Written problem – Transcribe each entry below exactly. Pictures do not go in the copy.

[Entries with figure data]
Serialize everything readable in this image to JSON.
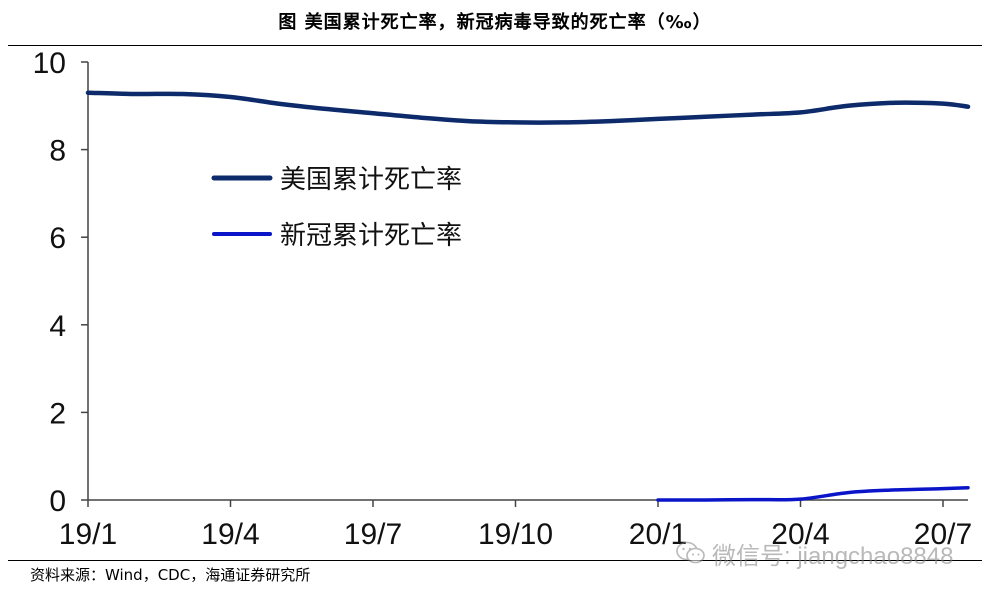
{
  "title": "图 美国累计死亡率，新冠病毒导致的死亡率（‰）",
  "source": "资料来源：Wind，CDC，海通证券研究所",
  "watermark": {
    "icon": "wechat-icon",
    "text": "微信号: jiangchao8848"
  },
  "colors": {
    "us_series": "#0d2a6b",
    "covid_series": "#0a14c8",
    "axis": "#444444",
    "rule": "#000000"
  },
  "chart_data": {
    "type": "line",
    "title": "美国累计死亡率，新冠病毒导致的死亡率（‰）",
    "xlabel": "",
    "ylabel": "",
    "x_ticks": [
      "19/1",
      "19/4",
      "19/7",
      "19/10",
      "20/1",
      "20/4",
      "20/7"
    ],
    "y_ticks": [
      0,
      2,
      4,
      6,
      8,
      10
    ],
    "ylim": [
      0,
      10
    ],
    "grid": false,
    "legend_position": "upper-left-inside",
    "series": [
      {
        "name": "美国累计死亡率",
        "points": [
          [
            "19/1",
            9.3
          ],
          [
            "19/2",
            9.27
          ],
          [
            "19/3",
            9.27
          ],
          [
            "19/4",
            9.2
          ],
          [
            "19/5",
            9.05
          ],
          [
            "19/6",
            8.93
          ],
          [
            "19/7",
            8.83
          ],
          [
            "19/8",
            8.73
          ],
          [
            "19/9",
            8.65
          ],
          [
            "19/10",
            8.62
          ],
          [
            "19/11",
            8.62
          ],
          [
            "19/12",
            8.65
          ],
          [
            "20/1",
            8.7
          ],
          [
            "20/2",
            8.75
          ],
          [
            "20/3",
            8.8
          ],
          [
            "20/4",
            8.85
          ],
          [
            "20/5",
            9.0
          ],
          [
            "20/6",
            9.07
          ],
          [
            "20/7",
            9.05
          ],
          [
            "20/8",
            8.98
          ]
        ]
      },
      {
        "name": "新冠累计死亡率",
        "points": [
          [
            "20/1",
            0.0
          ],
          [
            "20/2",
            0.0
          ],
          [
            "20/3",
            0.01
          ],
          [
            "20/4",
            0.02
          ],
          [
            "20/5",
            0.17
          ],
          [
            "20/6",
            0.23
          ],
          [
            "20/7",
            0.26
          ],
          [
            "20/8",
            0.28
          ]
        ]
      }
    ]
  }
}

Exercise solution –
Serialize everything readable in this image to JSON.
{
  "title": "图 美国累计死亡率，新冠病毒导致的死亡率（‰）",
  "source": "资料来源：Wind，CDC，海通证券研究所",
  "watermark": {
    "icon": "wechat-icon",
    "text": "微信号: jiangchao8848"
  },
  "colors": {
    "us_series": "#0d2a6b",
    "covid_series": "#0a14c8",
    "axis": "#444444",
    "rule": "#000000"
  },
  "chart_data": {
    "type": "line",
    "title": "美国累计死亡率，新冠病毒导致的死亡率（‰）",
    "xlabel": "",
    "ylabel": "",
    "x_ticks": [
      "19/1",
      "19/4",
      "19/7",
      "19/10",
      "20/1",
      "20/4",
      "20/7"
    ],
    "y_ticks": [
      0,
      2,
      4,
      6,
      8,
      10
    ],
    "ylim": [
      0,
      10
    ],
    "grid": false,
    "legend_position": "upper-left-inside",
    "series": [
      {
        "name": "美国累计死亡率",
        "points": [
          [
            "19/1",
            9.3
          ],
          [
            "19/2",
            9.27
          ],
          [
            "19/3",
            9.27
          ],
          [
            "19/4",
            9.2
          ],
          [
            "19/5",
            9.05
          ],
          [
            "19/6",
            8.93
          ],
          [
            "19/7",
            8.83
          ],
          [
            "19/8",
            8.73
          ],
          [
            "19/9",
            8.65
          ],
          [
            "19/10",
            8.62
          ],
          [
            "19/11",
            8.62
          ],
          [
            "19/12",
            8.65
          ],
          [
            "20/1",
            8.7
          ],
          [
            "20/2",
            8.75
          ],
          [
            "20/3",
            8.8
          ],
          [
            "20/4",
            8.85
          ],
          [
            "20/5",
            9.0
          ],
          [
            "20/6",
            9.07
          ],
          [
            "20/7",
            9.05
          ],
          [
            "20/8",
            8.98
          ]
        ]
      },
      {
        "name": "新冠累计死亡率",
        "points": [
          [
            "20/1",
            0.0
          ],
          [
            "20/2",
            0.0
          ],
          [
            "20/3",
            0.01
          ],
          [
            "20/4",
            0.02
          ],
          [
            "20/5",
            0.17
          ],
          [
            "20/6",
            0.23
          ],
          [
            "20/7",
            0.26
          ],
          [
            "20/8",
            0.28
          ]
        ]
      }
    ]
  }
}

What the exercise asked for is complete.